#### [Your goal]
Count the lines in the items that contain the string `ticks`, treating uppercase and lowercase as different, and give only the number.

BEGIN Data to process

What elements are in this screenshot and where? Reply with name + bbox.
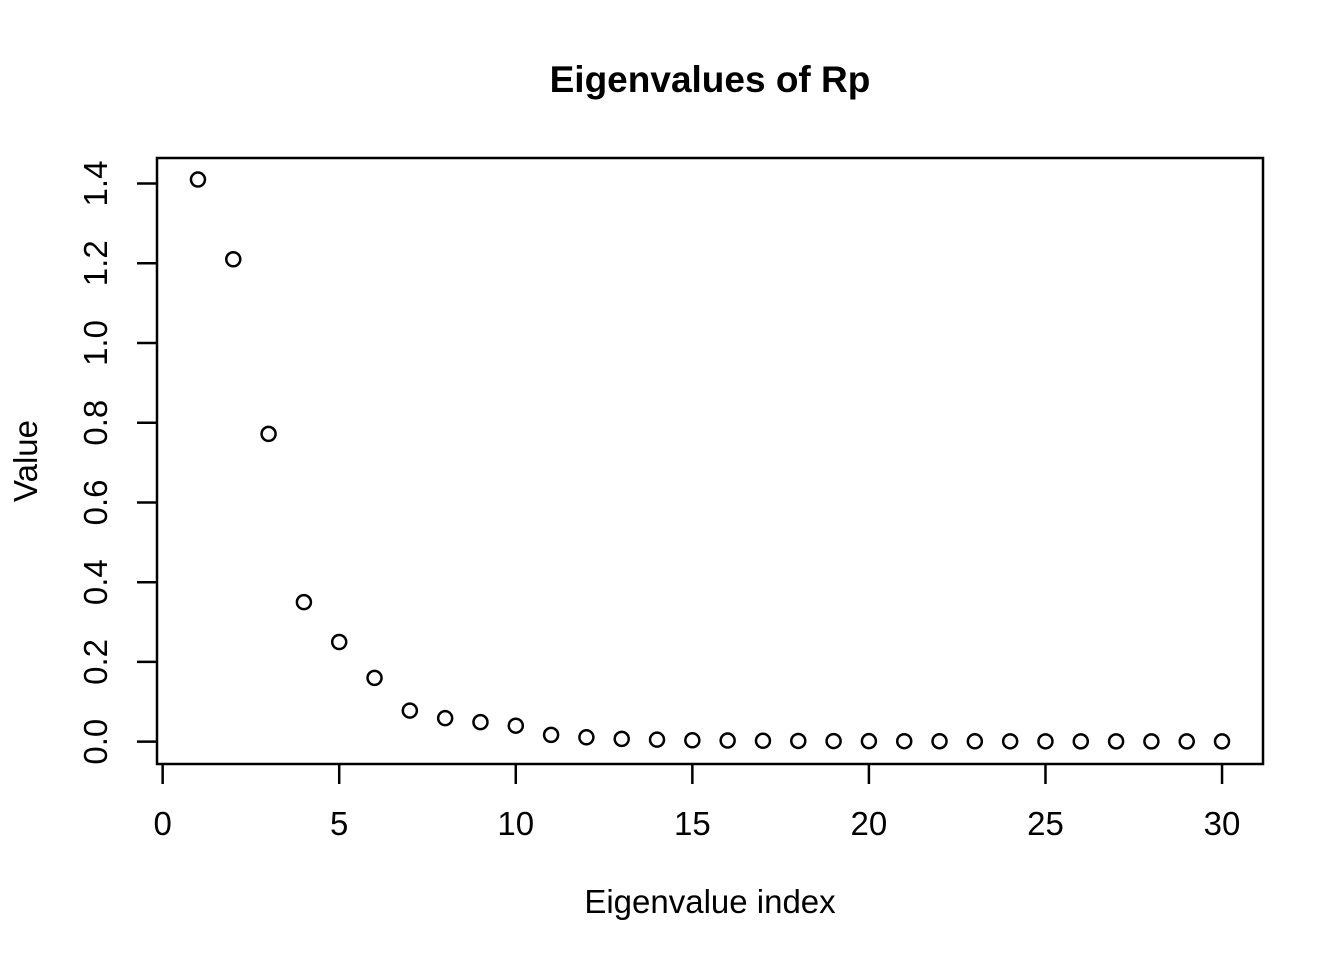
- data-point: [472, 713, 489, 731]
- y-tick-label: 1.2: [77, 240, 114, 286]
- data-point: [931, 732, 948, 750]
- y-tick-label: 0.2: [77, 639, 114, 685]
- y-tick-label: 0.0: [77, 719, 114, 765]
- data-points: [189, 171, 1231, 750]
- data-point: [189, 171, 207, 188]
- data-point: [507, 717, 525, 734]
- data-point: [225, 251, 242, 268]
- data-point: [895, 732, 913, 750]
- data-point: [825, 732, 842, 750]
- data-point: [1143, 733, 1160, 750]
- y-tick-label: 0.8: [77, 400, 114, 446]
- x-tick-label: 25: [1027, 805, 1064, 842]
- data-point: [860, 732, 878, 750]
- x-axis-title: Eigenvalue index: [584, 883, 836, 920]
- y-axis-ticks: [137, 182, 157, 743]
- x-tick-label: 30: [1204, 805, 1241, 842]
- x-tick-label: 20: [851, 805, 888, 842]
- data-point: [1213, 733, 1231, 750]
- data-point: [1178, 733, 1195, 750]
- x-tick-label: 5: [330, 805, 348, 842]
- y-tick-label: 0.6: [77, 480, 114, 526]
- chart-title: Eigenvalues of Rp: [550, 59, 871, 100]
- plot-box: [155, 156, 1265, 766]
- y-tick-label: 1.4: [77, 161, 114, 207]
- x-axis-tick-labels: 0 5 10 15 20 25 30: [153, 805, 1240, 842]
- data-point: [578, 729, 595, 746]
- data-point: [1037, 733, 1054, 750]
- x-axis-ticks: [161, 764, 1224, 784]
- x-tick-label: 10: [497, 805, 534, 842]
- data-point: [436, 709, 454, 727]
- data-point: [330, 633, 348, 651]
- data-point: [295, 593, 313, 611]
- data-point: [1001, 733, 1019, 750]
- data-point: [1072, 733, 1090, 750]
- x-tick-label: 0: [153, 805, 171, 842]
- data-point: [1107, 733, 1125, 750]
- data-point: [648, 731, 666, 748]
- y-axis-title: Value: [7, 420, 44, 502]
- data-point: [754, 732, 772, 750]
- data-point: [260, 425, 277, 443]
- data-point: [613, 730, 630, 748]
- y-tick-label: 0.4: [77, 559, 114, 605]
- data-point: [719, 732, 736, 749]
- data-point: [790, 732, 807, 750]
- y-axis-tick-labels: 0.0 0.2 0.4 0.6 0.8 1.0 1.2 1.4: [77, 161, 114, 765]
- data-point: [542, 726, 560, 744]
- x-tick-label: 15: [674, 805, 711, 842]
- data-point: [401, 702, 419, 719]
- y-tick-label: 1.0: [77, 320, 114, 366]
- data-point: [366, 669, 383, 687]
- data-point: [966, 733, 984, 750]
- data-point: [684, 732, 701, 749]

END Data to process

#### [Result of this exercise]
2